O tipo de inteligência artificial (IA) que poderia escrever livros didáticos é chamado de generativo, o G em GPT. Ele aprende os padrões e as estruturas dos dados de “treinamento” e gera combinações semelhantes de novos dados, produzindo textos, imagens ou outras mídias. Então, o ChatGPT poderia escrever um livro? Eu também não acho.
Posso imaginar a IA generativa escrevendo um romance. Seria muito difícil. Os livros didáticos, entretanto, têm um estilo altamente distinto. Em geral, os livros didáticos têm muito mais do que uma única narrativa por capítulo. O processo também envolve a seleção de fotos, desenhos de ilustrações e criação de ferramentas pedagógicas – perguntas, resumos, referências, leituras em blocos, etc. Portanto, em relação a publicação de livros didáticos, suspeito que a IA pode não ser capaz de executar tão bem quanto um autor humano.
Certamente, há muita evolução de um livro didático nas ciências da vida.
Cada edição traz novas fontes, elementos de design, para fazer a nova versão parecer diferente, até porque alguns temas não mudam por fazerem parte de um elenco de assuntos tradicionais. Poderia exemplificar em minha especialidade, a Hematologia, onde cada edição de nossos tratados atualiza vários capítulos. Certamente, alguns novos serão inseridos até porque, a ciência avança e o conhecimento deve ser difundido.

○ ○ ○ ○ ○

#### Tarefa A
Responda com base no texto sobre IA e livros didáticos:
(i) A que letra da sigla GPT corresponde o tipo generativo de IA?
(ii) Que tipo de livro o texto imagina a IA generativa escrevendo, ainda que com muita dificuldade?
(iii) Qual especialidade é dada como exemplo de área em que cada edição dos tratados atualiza vários capítulos?
#### Tarefa B
Como continuaria o texto sobre IA e livros didáticos? Escreva o trecho seguinte a partir da última frase.

○ ○ ○ ○ ○

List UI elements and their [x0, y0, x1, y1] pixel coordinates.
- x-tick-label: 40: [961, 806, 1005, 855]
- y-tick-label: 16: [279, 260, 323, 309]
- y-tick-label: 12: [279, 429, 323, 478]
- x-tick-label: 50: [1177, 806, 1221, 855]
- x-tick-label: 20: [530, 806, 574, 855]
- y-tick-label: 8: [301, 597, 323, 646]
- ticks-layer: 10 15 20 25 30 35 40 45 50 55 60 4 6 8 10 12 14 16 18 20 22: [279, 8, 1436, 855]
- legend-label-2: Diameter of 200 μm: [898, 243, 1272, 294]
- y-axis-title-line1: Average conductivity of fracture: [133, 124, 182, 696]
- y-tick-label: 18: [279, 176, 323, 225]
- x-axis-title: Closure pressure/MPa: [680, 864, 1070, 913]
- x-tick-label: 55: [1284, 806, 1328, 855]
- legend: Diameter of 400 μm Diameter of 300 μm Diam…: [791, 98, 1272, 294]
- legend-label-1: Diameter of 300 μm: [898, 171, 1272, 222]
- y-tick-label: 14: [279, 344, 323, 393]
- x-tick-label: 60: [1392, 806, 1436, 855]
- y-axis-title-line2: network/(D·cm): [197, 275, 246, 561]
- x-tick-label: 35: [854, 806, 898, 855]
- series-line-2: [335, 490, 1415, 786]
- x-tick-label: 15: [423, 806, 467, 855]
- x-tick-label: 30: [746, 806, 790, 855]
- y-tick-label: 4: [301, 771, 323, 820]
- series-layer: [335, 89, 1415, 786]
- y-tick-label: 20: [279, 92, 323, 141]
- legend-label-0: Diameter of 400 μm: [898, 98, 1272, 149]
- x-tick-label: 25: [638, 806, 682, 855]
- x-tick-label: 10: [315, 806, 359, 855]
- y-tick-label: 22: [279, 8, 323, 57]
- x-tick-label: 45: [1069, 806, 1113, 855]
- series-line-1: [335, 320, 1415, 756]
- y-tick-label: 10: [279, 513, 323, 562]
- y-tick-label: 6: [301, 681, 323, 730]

○ ○ ○ ○ ○

#### Resposta A
(i) À letra G.
(ii) Um romance.
(iii) A Hematologia.

#### Resposta B
Estamos neste processo neste momento, reeditando um importante tratado anterior de Hematologia. Os primeiros E-books datam da década de 1990. Como os livros tradicionais são caros devido aos seus custos de editoração e produção, ocasionalmente surgem esforços para substituí-los.
Eu adoro livros físicos, pela minha idade e formação ainda não me adaptei às formas digitais. Mas montar um curso a partir de materiais on-line, ou de notas de aula e perguntas de testes, exige mais tempo e esforço do que a maioria pode imaginar. E os livros on-line gratuitos que surgiram há alguns anos não tinham o escrutínio editorial e de revisão que uma editora acadêmica oferece. Uma habilidade menos tangível na criação de um livro didático ou não é o talento inato para escrever. Os elementos de estilo são sutis.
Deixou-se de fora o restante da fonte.